* [Objective]: Below are the records; locate each line with the word "Restauracja" and copy it.

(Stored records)
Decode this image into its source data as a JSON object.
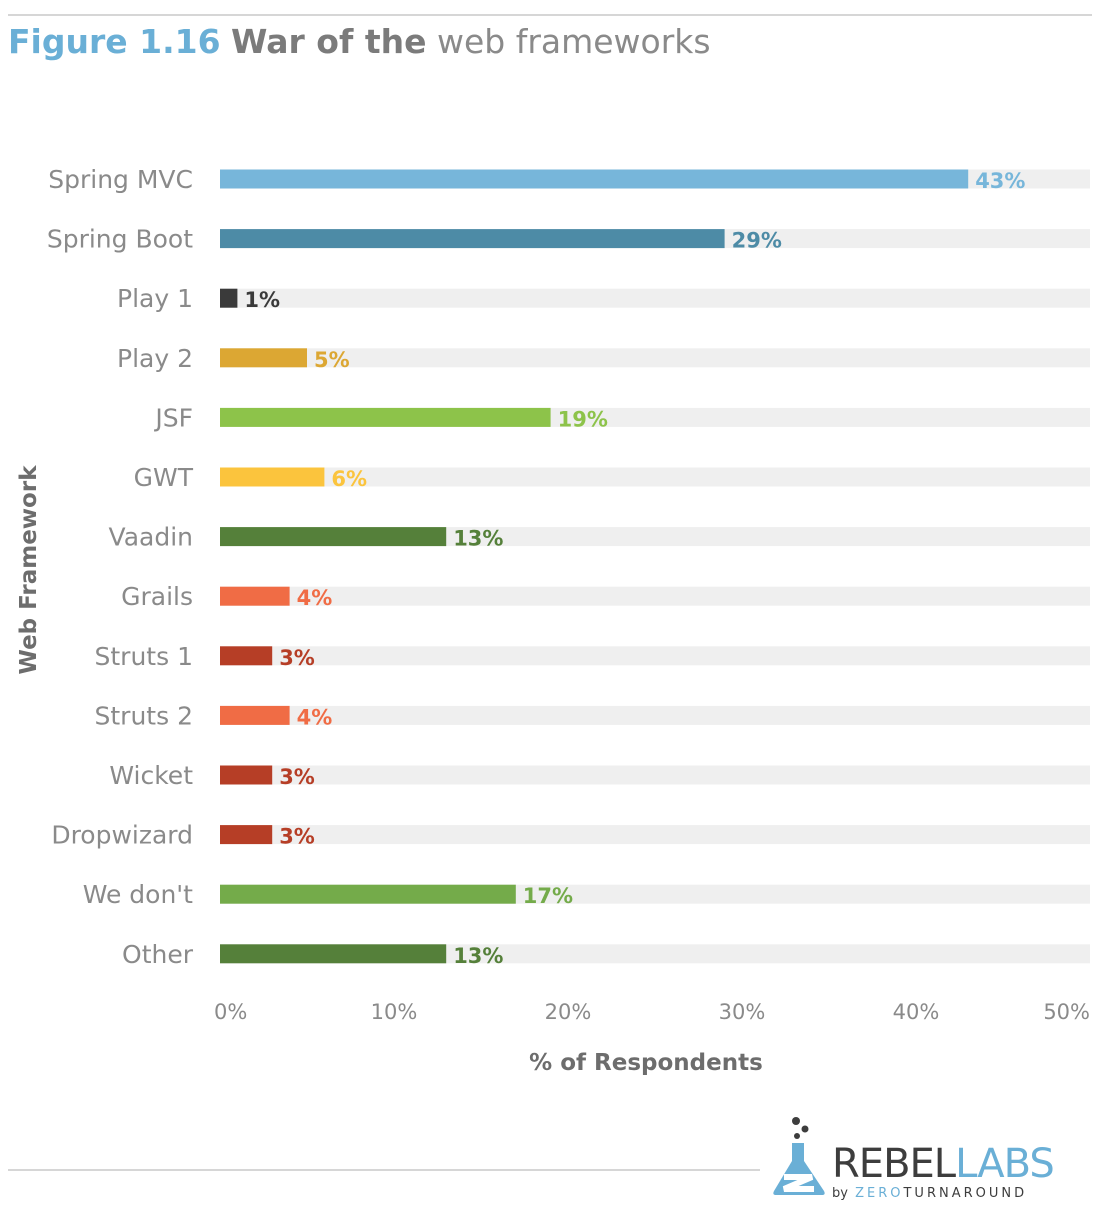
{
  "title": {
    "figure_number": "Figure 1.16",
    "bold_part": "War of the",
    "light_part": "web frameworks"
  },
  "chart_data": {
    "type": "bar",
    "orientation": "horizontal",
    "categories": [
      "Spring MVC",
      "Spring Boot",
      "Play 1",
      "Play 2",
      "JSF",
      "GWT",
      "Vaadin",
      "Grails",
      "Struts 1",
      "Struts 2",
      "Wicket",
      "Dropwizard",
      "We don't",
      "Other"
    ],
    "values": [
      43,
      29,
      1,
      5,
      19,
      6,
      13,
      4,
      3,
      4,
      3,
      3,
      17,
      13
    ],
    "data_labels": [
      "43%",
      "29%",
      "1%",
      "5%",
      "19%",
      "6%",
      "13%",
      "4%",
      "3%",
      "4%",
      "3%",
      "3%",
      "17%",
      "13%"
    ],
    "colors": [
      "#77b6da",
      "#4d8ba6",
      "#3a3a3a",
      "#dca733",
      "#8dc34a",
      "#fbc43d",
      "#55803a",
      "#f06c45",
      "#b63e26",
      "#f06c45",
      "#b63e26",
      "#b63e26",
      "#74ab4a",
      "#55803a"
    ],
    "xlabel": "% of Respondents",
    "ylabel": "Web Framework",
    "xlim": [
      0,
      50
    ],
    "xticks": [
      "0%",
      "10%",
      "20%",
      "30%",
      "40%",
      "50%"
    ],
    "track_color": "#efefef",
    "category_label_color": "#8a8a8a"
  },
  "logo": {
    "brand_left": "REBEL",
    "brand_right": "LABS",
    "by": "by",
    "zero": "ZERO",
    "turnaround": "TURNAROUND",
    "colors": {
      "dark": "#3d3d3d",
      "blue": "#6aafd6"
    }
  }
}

==

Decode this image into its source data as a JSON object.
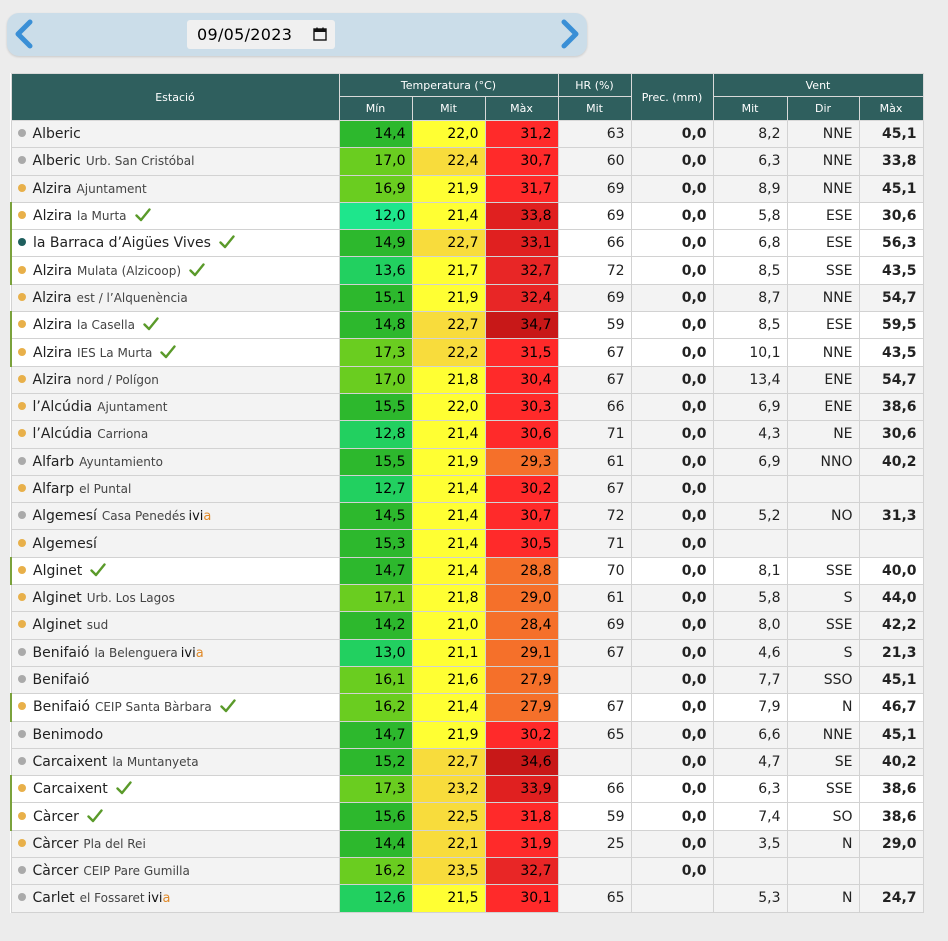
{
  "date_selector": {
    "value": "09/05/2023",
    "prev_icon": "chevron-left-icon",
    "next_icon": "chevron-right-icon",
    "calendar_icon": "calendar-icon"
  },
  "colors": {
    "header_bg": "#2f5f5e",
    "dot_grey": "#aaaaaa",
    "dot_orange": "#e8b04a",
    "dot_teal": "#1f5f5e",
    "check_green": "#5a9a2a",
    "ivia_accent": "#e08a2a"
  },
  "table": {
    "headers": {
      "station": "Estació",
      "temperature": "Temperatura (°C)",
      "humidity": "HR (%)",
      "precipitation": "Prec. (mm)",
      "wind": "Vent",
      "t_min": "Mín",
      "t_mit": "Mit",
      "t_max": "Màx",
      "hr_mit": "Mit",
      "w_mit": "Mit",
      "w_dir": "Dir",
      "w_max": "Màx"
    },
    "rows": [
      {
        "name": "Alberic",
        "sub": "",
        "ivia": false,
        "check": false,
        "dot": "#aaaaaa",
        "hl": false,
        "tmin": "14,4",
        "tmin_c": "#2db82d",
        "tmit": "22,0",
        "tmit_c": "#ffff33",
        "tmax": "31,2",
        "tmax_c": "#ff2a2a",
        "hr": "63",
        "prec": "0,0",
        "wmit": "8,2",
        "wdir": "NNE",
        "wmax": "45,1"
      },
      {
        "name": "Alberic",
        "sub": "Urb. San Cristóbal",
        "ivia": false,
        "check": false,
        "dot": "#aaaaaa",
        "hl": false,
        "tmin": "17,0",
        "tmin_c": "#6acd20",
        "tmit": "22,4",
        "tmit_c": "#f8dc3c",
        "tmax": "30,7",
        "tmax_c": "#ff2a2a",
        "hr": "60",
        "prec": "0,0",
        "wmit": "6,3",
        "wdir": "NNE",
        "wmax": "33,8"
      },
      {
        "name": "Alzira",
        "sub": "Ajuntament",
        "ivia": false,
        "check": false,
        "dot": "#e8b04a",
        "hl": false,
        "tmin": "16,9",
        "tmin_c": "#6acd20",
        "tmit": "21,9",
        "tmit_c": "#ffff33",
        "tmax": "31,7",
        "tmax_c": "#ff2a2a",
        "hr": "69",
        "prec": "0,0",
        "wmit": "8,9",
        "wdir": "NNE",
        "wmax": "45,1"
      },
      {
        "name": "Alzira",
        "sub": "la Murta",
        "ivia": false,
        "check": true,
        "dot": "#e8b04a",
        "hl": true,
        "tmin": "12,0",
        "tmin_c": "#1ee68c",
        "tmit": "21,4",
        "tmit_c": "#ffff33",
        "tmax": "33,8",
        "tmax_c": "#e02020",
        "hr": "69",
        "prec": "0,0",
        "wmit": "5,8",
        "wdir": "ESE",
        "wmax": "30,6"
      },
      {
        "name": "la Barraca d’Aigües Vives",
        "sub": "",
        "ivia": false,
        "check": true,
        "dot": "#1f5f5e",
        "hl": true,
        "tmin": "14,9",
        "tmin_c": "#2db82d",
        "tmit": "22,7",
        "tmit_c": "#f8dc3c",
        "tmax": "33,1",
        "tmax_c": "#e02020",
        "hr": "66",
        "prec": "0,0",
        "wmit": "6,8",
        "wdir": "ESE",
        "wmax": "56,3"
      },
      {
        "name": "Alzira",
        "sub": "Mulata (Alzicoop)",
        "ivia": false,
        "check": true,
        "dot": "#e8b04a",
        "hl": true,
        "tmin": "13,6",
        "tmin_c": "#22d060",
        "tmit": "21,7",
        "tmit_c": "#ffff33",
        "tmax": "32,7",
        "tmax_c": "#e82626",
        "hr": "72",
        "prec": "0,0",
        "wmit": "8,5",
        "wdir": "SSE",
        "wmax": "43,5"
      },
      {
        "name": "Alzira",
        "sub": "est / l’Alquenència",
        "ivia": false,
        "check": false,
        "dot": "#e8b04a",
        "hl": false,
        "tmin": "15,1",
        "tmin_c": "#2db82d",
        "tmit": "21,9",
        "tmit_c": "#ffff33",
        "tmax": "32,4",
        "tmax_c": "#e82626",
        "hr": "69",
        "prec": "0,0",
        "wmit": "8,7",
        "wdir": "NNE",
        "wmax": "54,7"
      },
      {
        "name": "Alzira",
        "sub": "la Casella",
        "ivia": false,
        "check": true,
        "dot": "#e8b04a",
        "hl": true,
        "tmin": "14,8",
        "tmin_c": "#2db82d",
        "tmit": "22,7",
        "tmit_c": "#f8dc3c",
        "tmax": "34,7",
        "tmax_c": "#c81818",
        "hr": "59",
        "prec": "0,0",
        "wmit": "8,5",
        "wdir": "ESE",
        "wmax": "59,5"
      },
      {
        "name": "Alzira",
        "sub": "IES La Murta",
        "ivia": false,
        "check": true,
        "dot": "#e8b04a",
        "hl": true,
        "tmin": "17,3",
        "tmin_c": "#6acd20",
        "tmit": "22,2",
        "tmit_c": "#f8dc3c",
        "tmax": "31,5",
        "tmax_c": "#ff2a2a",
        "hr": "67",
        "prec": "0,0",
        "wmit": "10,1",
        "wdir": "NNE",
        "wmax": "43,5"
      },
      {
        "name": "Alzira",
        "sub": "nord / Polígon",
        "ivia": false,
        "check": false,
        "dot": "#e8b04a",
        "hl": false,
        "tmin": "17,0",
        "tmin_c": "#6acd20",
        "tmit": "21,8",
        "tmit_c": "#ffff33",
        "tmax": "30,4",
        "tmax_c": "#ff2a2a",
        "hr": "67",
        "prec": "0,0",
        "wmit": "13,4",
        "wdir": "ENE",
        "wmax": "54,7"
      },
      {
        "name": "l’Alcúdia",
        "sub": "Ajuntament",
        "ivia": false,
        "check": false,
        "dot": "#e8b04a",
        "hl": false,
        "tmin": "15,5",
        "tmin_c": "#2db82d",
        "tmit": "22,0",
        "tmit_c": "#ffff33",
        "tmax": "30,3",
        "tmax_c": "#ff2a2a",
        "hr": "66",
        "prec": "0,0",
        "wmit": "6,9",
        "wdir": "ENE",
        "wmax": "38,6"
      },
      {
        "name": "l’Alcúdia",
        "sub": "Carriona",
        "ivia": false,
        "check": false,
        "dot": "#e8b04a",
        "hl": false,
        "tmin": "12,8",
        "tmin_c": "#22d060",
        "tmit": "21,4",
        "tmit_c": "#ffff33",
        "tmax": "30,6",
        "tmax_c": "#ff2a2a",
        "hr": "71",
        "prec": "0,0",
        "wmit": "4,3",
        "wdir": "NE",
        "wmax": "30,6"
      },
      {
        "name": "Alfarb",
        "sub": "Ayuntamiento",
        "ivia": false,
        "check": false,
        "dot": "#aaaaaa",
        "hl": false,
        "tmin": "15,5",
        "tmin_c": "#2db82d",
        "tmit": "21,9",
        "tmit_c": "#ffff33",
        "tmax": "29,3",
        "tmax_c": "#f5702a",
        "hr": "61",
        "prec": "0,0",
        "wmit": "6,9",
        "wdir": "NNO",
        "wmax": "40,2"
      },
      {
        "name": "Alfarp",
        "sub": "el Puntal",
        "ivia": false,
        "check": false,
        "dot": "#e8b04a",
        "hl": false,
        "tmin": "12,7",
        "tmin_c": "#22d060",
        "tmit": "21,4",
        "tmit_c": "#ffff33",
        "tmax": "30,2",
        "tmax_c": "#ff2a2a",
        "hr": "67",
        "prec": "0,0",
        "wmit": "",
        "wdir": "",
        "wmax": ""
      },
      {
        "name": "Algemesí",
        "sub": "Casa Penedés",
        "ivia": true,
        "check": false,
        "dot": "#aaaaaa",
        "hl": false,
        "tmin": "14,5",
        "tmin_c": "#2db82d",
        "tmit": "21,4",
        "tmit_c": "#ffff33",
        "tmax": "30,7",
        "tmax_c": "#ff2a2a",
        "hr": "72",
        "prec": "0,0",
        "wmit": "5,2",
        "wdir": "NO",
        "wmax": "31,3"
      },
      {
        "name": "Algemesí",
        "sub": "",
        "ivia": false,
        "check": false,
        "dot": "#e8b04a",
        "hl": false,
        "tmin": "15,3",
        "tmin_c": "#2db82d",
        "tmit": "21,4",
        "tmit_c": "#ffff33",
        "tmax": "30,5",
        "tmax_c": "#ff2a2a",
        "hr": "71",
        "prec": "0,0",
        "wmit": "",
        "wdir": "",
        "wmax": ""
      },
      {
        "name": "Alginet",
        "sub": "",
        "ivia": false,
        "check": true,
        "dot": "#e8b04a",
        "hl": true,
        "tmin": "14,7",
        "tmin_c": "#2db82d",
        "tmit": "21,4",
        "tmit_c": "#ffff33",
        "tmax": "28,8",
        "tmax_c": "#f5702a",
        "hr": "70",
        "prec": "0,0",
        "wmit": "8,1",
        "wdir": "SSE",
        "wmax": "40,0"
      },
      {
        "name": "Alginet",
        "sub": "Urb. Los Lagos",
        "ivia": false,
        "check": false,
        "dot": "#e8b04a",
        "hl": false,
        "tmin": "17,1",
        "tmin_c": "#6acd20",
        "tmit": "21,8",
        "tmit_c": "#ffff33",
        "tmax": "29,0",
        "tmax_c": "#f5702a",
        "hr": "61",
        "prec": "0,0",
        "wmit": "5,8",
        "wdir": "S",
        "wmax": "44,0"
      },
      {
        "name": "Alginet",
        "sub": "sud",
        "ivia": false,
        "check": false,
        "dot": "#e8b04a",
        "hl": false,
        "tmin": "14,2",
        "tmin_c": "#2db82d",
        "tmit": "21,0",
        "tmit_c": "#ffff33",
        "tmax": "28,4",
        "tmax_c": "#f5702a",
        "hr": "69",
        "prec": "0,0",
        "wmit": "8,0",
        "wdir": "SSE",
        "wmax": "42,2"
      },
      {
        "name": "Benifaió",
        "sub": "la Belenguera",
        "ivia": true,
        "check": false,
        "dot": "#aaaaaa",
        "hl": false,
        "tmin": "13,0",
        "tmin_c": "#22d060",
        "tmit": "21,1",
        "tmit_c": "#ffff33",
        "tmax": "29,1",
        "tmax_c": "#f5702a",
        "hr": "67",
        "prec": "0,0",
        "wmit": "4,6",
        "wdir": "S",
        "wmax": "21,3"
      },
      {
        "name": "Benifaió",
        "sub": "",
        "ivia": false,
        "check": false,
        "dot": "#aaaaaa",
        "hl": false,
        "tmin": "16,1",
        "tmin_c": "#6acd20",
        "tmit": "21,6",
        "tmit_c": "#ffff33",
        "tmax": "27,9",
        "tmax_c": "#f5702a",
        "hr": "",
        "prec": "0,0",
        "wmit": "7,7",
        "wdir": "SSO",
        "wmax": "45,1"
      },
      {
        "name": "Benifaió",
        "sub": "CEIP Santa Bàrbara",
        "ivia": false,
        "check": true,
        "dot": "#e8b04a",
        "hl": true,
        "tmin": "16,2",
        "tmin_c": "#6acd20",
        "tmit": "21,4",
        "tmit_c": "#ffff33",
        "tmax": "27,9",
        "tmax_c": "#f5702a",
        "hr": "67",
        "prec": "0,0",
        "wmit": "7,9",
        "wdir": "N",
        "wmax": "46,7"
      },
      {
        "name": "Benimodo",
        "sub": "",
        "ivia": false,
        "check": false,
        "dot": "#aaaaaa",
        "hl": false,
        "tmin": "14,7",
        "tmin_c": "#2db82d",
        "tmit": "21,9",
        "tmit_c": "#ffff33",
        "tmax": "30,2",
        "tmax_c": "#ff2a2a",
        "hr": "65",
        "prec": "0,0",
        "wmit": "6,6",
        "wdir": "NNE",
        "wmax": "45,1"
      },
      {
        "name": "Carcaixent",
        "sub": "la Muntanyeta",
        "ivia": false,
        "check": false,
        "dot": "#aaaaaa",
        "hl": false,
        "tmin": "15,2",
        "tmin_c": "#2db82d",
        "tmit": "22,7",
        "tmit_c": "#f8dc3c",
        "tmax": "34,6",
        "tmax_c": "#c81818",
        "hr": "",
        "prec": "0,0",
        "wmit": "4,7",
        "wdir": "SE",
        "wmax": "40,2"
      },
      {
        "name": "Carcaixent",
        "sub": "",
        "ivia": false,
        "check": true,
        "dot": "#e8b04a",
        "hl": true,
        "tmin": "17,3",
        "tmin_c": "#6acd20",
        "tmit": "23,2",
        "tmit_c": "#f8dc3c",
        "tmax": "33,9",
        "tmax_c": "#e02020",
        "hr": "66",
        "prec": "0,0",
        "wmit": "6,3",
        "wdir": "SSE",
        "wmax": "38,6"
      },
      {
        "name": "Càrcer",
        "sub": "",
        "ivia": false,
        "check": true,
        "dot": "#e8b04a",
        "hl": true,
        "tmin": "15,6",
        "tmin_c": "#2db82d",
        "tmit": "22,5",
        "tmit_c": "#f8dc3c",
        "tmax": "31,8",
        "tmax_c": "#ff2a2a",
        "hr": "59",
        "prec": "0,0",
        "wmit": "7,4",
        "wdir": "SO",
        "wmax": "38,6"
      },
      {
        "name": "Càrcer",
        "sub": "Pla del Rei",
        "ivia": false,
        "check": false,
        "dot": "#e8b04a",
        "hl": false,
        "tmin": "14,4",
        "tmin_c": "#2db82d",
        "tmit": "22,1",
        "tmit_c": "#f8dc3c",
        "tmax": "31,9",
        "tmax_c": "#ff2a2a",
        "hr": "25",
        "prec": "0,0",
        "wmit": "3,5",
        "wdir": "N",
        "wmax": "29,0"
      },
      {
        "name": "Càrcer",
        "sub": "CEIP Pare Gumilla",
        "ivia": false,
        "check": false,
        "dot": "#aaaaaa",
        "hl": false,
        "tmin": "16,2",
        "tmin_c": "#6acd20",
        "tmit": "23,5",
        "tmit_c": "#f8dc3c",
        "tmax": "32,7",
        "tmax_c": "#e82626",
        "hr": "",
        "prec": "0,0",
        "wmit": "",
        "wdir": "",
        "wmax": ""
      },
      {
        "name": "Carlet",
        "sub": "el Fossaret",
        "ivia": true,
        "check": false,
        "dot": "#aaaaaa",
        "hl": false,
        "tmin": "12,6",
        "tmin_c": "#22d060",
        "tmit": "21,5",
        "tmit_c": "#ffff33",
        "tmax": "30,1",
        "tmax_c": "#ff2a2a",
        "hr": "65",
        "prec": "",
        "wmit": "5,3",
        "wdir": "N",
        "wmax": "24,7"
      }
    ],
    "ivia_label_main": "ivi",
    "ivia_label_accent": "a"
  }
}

==

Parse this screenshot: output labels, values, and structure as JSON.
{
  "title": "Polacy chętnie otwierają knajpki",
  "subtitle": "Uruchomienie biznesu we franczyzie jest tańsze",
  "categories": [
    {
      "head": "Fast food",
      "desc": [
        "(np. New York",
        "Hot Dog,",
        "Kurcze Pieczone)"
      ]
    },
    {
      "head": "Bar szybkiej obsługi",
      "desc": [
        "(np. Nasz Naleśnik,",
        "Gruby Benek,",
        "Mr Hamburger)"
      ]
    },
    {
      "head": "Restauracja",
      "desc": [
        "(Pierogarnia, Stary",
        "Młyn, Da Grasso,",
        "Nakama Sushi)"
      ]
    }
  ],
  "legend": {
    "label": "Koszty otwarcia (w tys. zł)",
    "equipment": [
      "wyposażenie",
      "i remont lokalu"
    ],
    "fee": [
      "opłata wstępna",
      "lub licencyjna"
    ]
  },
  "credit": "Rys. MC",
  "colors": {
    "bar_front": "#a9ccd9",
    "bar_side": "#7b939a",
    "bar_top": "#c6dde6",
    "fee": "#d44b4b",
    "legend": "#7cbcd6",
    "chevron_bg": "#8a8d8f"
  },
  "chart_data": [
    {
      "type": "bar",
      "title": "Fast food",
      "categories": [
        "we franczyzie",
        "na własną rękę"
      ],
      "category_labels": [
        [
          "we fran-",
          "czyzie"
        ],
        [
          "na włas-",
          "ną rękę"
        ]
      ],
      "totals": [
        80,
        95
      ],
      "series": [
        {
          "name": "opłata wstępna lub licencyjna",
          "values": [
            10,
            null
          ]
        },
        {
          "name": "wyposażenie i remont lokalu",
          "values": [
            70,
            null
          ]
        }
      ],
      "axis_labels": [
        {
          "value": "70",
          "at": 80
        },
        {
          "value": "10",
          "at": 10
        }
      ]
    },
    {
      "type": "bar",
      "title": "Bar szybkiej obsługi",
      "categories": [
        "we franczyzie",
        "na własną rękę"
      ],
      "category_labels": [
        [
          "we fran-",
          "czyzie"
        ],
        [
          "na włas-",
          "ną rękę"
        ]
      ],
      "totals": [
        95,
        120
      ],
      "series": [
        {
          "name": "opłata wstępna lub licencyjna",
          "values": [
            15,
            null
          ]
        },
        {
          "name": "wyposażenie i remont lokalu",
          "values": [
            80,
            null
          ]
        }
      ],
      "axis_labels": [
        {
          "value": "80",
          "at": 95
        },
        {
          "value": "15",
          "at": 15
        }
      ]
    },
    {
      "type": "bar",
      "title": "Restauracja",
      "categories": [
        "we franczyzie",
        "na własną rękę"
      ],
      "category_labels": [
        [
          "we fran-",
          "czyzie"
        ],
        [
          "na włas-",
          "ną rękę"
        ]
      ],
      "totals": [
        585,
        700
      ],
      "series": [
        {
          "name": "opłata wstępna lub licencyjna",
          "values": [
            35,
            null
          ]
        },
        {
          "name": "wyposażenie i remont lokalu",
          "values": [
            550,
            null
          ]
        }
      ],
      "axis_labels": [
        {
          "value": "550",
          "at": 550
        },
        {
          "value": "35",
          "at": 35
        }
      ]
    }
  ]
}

* [Output below]:
      "head": "Restauracja",
      "title": "Restauracja",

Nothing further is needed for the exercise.